======== SOURCE MATERIAL

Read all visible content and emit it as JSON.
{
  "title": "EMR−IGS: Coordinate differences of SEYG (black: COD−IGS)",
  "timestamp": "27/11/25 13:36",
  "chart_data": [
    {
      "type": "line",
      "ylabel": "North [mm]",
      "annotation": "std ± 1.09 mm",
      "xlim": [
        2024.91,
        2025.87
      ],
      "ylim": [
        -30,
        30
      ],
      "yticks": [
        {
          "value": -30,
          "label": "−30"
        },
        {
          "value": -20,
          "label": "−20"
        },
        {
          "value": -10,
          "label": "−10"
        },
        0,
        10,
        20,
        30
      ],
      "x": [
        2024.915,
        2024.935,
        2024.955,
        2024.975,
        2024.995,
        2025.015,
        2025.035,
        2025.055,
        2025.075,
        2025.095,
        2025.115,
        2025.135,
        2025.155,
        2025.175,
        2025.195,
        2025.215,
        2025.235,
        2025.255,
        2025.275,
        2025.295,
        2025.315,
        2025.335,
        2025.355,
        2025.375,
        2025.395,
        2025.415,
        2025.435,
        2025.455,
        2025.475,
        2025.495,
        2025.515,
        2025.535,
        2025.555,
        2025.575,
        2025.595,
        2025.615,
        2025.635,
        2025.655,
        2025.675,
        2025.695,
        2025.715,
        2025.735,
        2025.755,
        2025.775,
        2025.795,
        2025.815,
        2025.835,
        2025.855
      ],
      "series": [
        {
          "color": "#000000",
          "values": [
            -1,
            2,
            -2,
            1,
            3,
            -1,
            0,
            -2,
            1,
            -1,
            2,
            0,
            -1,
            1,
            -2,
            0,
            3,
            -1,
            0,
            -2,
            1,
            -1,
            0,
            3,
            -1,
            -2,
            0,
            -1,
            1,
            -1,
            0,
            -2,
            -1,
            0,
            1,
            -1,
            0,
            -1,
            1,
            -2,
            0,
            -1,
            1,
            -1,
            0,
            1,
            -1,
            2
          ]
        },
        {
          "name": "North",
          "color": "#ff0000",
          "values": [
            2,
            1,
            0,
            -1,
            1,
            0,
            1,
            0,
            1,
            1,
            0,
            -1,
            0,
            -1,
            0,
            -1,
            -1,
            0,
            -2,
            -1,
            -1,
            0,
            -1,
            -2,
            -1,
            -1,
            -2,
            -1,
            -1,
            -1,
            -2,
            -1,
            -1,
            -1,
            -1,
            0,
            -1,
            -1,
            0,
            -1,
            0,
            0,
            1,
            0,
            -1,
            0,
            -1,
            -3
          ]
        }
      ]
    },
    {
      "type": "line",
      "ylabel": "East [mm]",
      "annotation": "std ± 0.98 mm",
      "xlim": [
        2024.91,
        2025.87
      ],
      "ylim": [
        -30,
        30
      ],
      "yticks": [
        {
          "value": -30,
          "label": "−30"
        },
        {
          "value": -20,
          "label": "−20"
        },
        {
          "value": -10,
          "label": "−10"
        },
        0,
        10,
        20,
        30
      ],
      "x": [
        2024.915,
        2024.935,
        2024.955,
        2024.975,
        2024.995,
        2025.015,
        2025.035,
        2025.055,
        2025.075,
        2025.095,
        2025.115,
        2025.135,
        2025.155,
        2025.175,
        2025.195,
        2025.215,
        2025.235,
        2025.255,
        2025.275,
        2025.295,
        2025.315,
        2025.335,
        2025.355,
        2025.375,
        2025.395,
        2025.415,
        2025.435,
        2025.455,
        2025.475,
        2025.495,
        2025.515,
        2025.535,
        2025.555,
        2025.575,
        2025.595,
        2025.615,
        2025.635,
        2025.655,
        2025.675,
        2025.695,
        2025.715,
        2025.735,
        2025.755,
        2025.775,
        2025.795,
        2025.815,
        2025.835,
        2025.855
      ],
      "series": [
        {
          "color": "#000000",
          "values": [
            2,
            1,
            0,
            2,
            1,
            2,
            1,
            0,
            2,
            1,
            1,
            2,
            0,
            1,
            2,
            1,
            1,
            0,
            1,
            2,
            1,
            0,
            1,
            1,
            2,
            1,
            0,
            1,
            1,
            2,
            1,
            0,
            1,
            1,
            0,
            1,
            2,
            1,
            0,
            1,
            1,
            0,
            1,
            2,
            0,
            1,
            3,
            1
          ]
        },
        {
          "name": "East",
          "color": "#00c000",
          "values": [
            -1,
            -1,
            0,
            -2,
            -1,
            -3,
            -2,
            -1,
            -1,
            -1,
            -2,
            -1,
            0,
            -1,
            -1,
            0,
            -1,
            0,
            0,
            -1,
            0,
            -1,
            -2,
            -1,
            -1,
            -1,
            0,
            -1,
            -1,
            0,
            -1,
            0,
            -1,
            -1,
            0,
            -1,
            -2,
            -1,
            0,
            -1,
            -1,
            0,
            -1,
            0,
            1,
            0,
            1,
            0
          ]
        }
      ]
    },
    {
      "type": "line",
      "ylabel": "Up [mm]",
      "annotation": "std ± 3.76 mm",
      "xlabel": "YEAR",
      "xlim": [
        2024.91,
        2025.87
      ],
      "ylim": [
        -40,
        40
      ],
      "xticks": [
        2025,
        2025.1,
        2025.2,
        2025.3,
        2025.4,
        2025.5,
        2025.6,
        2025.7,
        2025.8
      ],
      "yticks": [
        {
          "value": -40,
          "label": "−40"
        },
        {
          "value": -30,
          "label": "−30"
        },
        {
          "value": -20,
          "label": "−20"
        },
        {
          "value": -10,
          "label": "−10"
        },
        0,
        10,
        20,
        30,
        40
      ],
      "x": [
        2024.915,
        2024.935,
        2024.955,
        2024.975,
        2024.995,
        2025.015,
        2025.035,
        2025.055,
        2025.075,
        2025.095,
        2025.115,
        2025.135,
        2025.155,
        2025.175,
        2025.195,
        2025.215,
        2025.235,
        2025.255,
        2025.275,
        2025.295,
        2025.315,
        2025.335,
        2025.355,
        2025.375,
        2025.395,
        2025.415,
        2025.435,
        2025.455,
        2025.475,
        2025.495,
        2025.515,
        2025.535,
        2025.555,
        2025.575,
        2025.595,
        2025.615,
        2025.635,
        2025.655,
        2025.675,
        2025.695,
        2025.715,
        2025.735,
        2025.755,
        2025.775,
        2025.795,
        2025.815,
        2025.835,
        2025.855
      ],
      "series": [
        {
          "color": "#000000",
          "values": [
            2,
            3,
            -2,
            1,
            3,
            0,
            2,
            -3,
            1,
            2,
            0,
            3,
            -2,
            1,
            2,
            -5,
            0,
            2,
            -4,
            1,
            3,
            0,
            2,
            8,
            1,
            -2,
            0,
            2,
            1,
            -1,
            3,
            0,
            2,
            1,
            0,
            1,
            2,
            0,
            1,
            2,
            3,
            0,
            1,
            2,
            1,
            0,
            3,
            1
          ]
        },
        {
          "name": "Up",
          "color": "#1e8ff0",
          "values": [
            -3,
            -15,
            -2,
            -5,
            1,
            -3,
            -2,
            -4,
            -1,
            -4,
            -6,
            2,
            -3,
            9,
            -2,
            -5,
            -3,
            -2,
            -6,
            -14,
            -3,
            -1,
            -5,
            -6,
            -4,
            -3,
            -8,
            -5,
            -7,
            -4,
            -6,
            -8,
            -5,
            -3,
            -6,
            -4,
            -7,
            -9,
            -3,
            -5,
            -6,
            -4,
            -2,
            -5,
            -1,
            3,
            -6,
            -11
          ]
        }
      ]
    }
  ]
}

================

Emit the records above again, exactly, with no line skipped.

Read all visible content and emit it as JSON.
{
  "title": "EMR−IGS: Coordinate differences of SEYG (black: COD−IGS)",
  "timestamp": "27/11/25 13:36",
  "chart_data": [
    {
      "type": "line",
      "ylabel": "North [mm]",
      "annotation": "std ± 1.09 mm",
      "xlim": [
        2024.91,
        2025.87
      ],
      "ylim": [
        -30,
        30
      ],
      "yticks": [
        {
          "value": -30,
          "label": "−30"
        },
        {
          "value": -20,
          "label": "−20"
        },
        {
          "value": -10,
          "label": "−10"
        },
        0,
        10,
        20,
        30
      ],
      "x": [
        2024.915,
        2024.935,
        2024.955,
        2024.975,
        2024.995,
        2025.015,
        2025.035,
        2025.055,
        2025.075,
        2025.095,
        2025.115,
        2025.135,
        2025.155,
        2025.175,
        2025.195,
        2025.215,
        2025.235,
        2025.255,
        2025.275,
        2025.295,
        2025.315,
        2025.335,
        2025.355,
        2025.375,
        2025.395,
        2025.415,
        2025.435,
        2025.455,
        2025.475,
        2025.495,
        2025.515,
        2025.535,
        2025.555,
        2025.575,
        2025.595,
        2025.615,
        2025.635,
        2025.655,
        2025.675,
        2025.695,
        2025.715,
        2025.735,
        2025.755,
        2025.775,
        2025.795,
        2025.815,
        2025.835,
        2025.855
      ],
      "series": [
        {
          "color": "#000000",
          "values": [
            -1,
            2,
            -2,
            1,
            3,
            -1,
            0,
            -2,
            1,
            -1,
            2,
            0,
            -1,
            1,
            -2,
            0,
            3,
            -1,
            0,
            -2,
            1,
            -1,
            0,
            3,
            -1,
            -2,
            0,
            -1,
            1,
            -1,
            0,
            -2,
            -1,
            0,
            1,
            -1,
            0,
            -1,
            1,
            -2,
            0,
            -1,
            1,
            -1,
            0,
            1,
            -1,
            2
          ]
        },
        {
          "name": "North",
          "color": "#ff0000",
          "values": [
            2,
            1,
            0,
            -1,
            1,
            0,
            1,
            0,
            1,
            1,
            0,
            -1,
            0,
            -1,
            0,
            -1,
            -1,
            0,
            -2,
            -1,
            -1,
            0,
            -1,
            -2,
            -1,
            -1,
            -2,
            -1,
            -1,
            -1,
            -2,
            -1,
            -1,
            -1,
            -1,
            0,
            -1,
            -1,
            0,
            -1,
            0,
            0,
            1,
            0,
            -1,
            0,
            -1,
            -3
          ]
        }
      ]
    },
    {
      "type": "line",
      "ylabel": "East [mm]",
      "annotation": "std ± 0.98 mm",
      "xlim": [
        2024.91,
        2025.87
      ],
      "ylim": [
        -30,
        30
      ],
      "yticks": [
        {
          "value": -30,
          "label": "−30"
        },
        {
          "value": -20,
          "label": "−20"
        },
        {
          "value": -10,
          "label": "−10"
        },
        0,
        10,
        20,
        30
      ],
      "x": [
        2024.915,
        2024.935,
        2024.955,
        2024.975,
        2024.995,
        2025.015,
        2025.035,
        2025.055,
        2025.075,
        2025.095,
        2025.115,
        2025.135,
        2025.155,
        2025.175,
        2025.195,
        2025.215,
        2025.235,
        2025.255,
        2025.275,
        2025.295,
        2025.315,
        2025.335,
        2025.355,
        2025.375,
        2025.395,
        2025.415,
        2025.435,
        2025.455,
        2025.475,
        2025.495,
        2025.515,
        2025.535,
        2025.555,
        2025.575,
        2025.595,
        2025.615,
        2025.635,
        2025.655,
        2025.675,
        2025.695,
        2025.715,
        2025.735,
        2025.755,
        2025.775,
        2025.795,
        2025.815,
        2025.835,
        2025.855
      ],
      "series": [
        {
          "color": "#000000",
          "values": [
            2,
            1,
            0,
            2,
            1,
            2,
            1,
            0,
            2,
            1,
            1,
            2,
            0,
            1,
            2,
            1,
            1,
            0,
            1,
            2,
            1,
            0,
            1,
            1,
            2,
            1,
            0,
            1,
            1,
            2,
            1,
            0,
            1,
            1,
            0,
            1,
            2,
            1,
            0,
            1,
            1,
            0,
            1,
            2,
            0,
            1,
            3,
            1
          ]
        },
        {
          "name": "East",
          "color": "#00c000",
          "values": [
            -1,
            -1,
            0,
            -2,
            -1,
            -3,
            -2,
            -1,
            -1,
            -1,
            -2,
            -1,
            0,
            -1,
            -1,
            0,
            -1,
            0,
            0,
            -1,
            0,
            -1,
            -2,
            -1,
            -1,
            -1,
            0,
            -1,
            -1,
            0,
            -1,
            0,
            -1,
            -1,
            0,
            -1,
            -2,
            -1,
            0,
            -1,
            -1,
            0,
            -1,
            0,
            1,
            0,
            1,
            0
          ]
        }
      ]
    },
    {
      "type": "line",
      "ylabel": "Up [mm]",
      "annotation": "std ± 3.76 mm",
      "xlabel": "YEAR",
      "xlim": [
        2024.91,
        2025.87
      ],
      "ylim": [
        -40,
        40
      ],
      "xticks": [
        2025,
        2025.1,
        2025.2,
        2025.3,
        2025.4,
        2025.5,
        2025.6,
        2025.7,
        2025.8
      ],
      "yticks": [
        {
          "value": -40,
          "label": "−40"
        },
        {
          "value": -30,
          "label": "−30"
        },
        {
          "value": -20,
          "label": "−20"
        },
        {
          "value": -10,
          "label": "−10"
        },
        0,
        10,
        20,
        30,
        40
      ],
      "x": [
        2024.915,
        2024.935,
        2024.955,
        2024.975,
        2024.995,
        2025.015,
        2025.035,
        2025.055,
        2025.075,
        2025.095,
        2025.115,
        2025.135,
        2025.155,
        2025.175,
        2025.195,
        2025.215,
        2025.235,
        2025.255,
        2025.275,
        2025.295,
        2025.315,
        2025.335,
        2025.355,
        2025.375,
        2025.395,
        2025.415,
        2025.435,
        2025.455,
        2025.475,
        2025.495,
        2025.515,
        2025.535,
        2025.555,
        2025.575,
        2025.595,
        2025.615,
        2025.635,
        2025.655,
        2025.675,
        2025.695,
        2025.715,
        2025.735,
        2025.755,
        2025.775,
        2025.795,
        2025.815,
        2025.835,
        2025.855
      ],
      "series": [
        {
          "color": "#000000",
          "values": [
            2,
            3,
            -2,
            1,
            3,
            0,
            2,
            -3,
            1,
            2,
            0,
            3,
            -2,
            1,
            2,
            -5,
            0,
            2,
            -4,
            1,
            3,
            0,
            2,
            8,
            1,
            -2,
            0,
            2,
            1,
            -1,
            3,
            0,
            2,
            1,
            0,
            1,
            2,
            0,
            1,
            2,
            3,
            0,
            1,
            2,
            1,
            0,
            3,
            1
          ]
        },
        {
          "name": "Up",
          "color": "#1e8ff0",
          "values": [
            -3,
            -15,
            -2,
            -5,
            1,
            -3,
            -2,
            -4,
            -1,
            -4,
            -6,
            2,
            -3,
            9,
            -2,
            -5,
            -3,
            -2,
            -6,
            -14,
            -3,
            -1,
            -5,
            -6,
            -4,
            -3,
            -8,
            -5,
            -7,
            -4,
            -6,
            -8,
            -5,
            -3,
            -6,
            -4,
            -7,
            -9,
            -3,
            -5,
            -6,
            -4,
            -2,
            -5,
            -1,
            3,
            -6,
            -11
          ]
        }
      ]
    }
  ]
}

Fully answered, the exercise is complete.